═════ MATERIALS PROVIDED

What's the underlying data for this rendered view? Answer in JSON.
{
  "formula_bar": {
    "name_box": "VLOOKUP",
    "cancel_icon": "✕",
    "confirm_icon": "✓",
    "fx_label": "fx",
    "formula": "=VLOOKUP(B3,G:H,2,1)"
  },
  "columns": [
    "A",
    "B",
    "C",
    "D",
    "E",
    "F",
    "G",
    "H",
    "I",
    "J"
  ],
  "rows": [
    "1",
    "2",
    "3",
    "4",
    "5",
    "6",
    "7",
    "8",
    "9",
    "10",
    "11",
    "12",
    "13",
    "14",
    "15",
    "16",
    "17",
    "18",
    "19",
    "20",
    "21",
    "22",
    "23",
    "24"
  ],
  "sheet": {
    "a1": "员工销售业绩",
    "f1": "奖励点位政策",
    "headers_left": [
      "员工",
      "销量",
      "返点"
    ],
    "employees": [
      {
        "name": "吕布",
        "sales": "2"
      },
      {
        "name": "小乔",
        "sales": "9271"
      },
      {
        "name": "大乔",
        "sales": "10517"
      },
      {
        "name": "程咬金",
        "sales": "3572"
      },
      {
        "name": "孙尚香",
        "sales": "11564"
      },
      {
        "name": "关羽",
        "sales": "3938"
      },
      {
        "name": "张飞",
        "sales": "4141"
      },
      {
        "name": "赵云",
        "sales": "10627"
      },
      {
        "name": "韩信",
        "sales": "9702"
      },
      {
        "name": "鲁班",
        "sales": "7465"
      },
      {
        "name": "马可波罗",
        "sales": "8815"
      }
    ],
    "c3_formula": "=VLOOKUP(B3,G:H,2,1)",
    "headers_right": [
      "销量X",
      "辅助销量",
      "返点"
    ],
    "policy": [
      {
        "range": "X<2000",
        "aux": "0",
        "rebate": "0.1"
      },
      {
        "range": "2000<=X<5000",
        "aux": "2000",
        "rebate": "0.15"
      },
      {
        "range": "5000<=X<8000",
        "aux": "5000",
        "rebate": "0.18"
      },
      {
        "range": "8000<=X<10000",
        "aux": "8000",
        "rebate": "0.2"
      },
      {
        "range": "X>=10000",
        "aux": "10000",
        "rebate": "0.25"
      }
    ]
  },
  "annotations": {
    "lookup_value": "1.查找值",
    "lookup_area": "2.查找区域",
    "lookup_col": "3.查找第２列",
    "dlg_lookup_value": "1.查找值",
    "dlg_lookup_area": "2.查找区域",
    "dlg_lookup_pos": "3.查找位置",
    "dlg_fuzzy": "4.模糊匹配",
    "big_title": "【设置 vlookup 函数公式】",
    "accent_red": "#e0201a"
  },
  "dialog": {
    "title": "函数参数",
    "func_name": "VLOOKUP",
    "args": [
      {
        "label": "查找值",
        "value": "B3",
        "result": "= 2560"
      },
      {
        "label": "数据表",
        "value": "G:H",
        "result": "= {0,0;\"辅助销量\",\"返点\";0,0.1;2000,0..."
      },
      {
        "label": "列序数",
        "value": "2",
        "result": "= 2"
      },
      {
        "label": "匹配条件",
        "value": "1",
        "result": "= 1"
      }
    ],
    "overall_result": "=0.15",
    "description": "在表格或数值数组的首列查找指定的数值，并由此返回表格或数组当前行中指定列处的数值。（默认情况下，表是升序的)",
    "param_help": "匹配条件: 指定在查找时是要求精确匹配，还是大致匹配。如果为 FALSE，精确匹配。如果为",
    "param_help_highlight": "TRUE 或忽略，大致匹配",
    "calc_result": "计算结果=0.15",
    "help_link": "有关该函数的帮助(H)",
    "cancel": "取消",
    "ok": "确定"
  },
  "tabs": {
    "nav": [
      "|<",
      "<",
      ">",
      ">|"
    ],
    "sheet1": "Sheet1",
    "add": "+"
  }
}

══════════

● WRITTEN EXERCISE:
Copy out each record from above, exactly.

● COMPLETED TASK:
What's the underlying data for this rendered view? Answer in JSON.
{
  "formula_bar": {
    "name_box": "VLOOKUP",
    "cancel_icon": "✕",
    "confirm_icon": "✓",
    "fx_label": "fx",
    "formula": "=VLOOKUP(B3,G:H,2,1)"
  },
  "columns": [
    "A",
    "B",
    "C",
    "D",
    "E",
    "F",
    "G",
    "H",
    "I",
    "J"
  ],
  "rows": [
    "1",
    "2",
    "3",
    "4",
    "5",
    "6",
    "7",
    "8",
    "9",
    "10",
    "11",
    "12",
    "13",
    "14",
    "15",
    "16",
    "17",
    "18",
    "19",
    "20",
    "21",
    "22",
    "23",
    "24"
  ],
  "sheet": {
    "a1": "员工销售业绩",
    "f1": "奖励点位政策",
    "headers_left": [
      "员工",
      "销量",
      "返点"
    ],
    "employees": [
      {
        "name": "吕布",
        "sales": "2"
      },
      {
        "name": "小乔",
        "sales": "9271"
      },
      {
        "name": "大乔",
        "sales": "10517"
      },
      {
        "name": "程咬金",
        "sales": "3572"
      },
      {
        "name": "孙尚香",
        "sales": "11564"
      },
      {
        "name": "关羽",
        "sales": "3938"
      },
      {
        "name": "张飞",
        "sales": "4141"
      },
      {
        "name": "赵云",
        "sales": "10627"
      },
      {
        "name": "韩信",
        "sales": "9702"
      },
      {
        "name": "鲁班",
        "sales": "7465"
      },
      {
        "name": "马可波罗",
        "sales": "8815"
      }
    ],
    "c3_formula": "=VLOOKUP(B3,G:H,2,1)",
    "headers_right": [
      "销量X",
      "辅助销量",
      "返点"
    ],
    "policy": [
      {
        "range": "X<2000",
        "aux": "0",
        "rebate": "0.1"
      },
      {
        "range": "2000<=X<5000",
        "aux": "2000",
        "rebate": "0.15"
      },
      {
        "range": "5000<=X<8000",
        "aux": "5000",
        "rebate": "0.18"
      },
      {
        "range": "8000<=X<10000",
        "aux": "8000",
        "rebate": "0.2"
      },
      {
        "range": "X>=10000",
        "aux": "10000",
        "rebate": "0.25"
      }
    ]
  },
  "annotations": {
    "lookup_value": "1.查找值",
    "lookup_area": "2.查找区域",
    "lookup_col": "3.查找第２列",
    "dlg_lookup_value": "1.查找值",
    "dlg_lookup_area": "2.查找区域",
    "dlg_lookup_pos": "3.查找位置",
    "dlg_fuzzy": "4.模糊匹配",
    "big_title": "【设置 vlookup 函数公式】",
    "accent_red": "#e0201a"
  },
  "dialog": {
    "title": "函数参数",
    "func_name": "VLOOKUP",
    "args": [
      {
        "label": "查找值",
        "value": "B3",
        "result": "= 2560"
      },
      {
        "label": "数据表",
        "value": "G:H",
        "result": "= {0,0;\"辅助销量\",\"返点\";0,0.1;2000,0..."
      },
      {
        "label": "列序数",
        "value": "2",
        "result": "= 2"
      },
      {
        "label": "匹配条件",
        "value": "1",
        "result": "= 1"
      }
    ],
    "overall_result": "=0.15",
    "description": "在表格或数值数组的首列查找指定的数值，并由此返回表格或数组当前行中指定列处的数值。（默认情况下，表是升序的)",
    "param_help": "匹配条件: 指定在查找时是要求精确匹配，还是大致匹配。如果为 FALSE，精确匹配。如果为",
    "param_help_highlight": "TRUE 或忽略，大致匹配",
    "calc_result": "计算结果=0.15",
    "help_link": "有关该函数的帮助(H)",
    "cancel": "取消",
    "ok": "确定"
  },
  "tabs": {
    "nav": [
      "|<",
      "<",
      ">",
      ">|"
    ],
    "sheet1": "Sheet1",
    "add": "+"
  }
}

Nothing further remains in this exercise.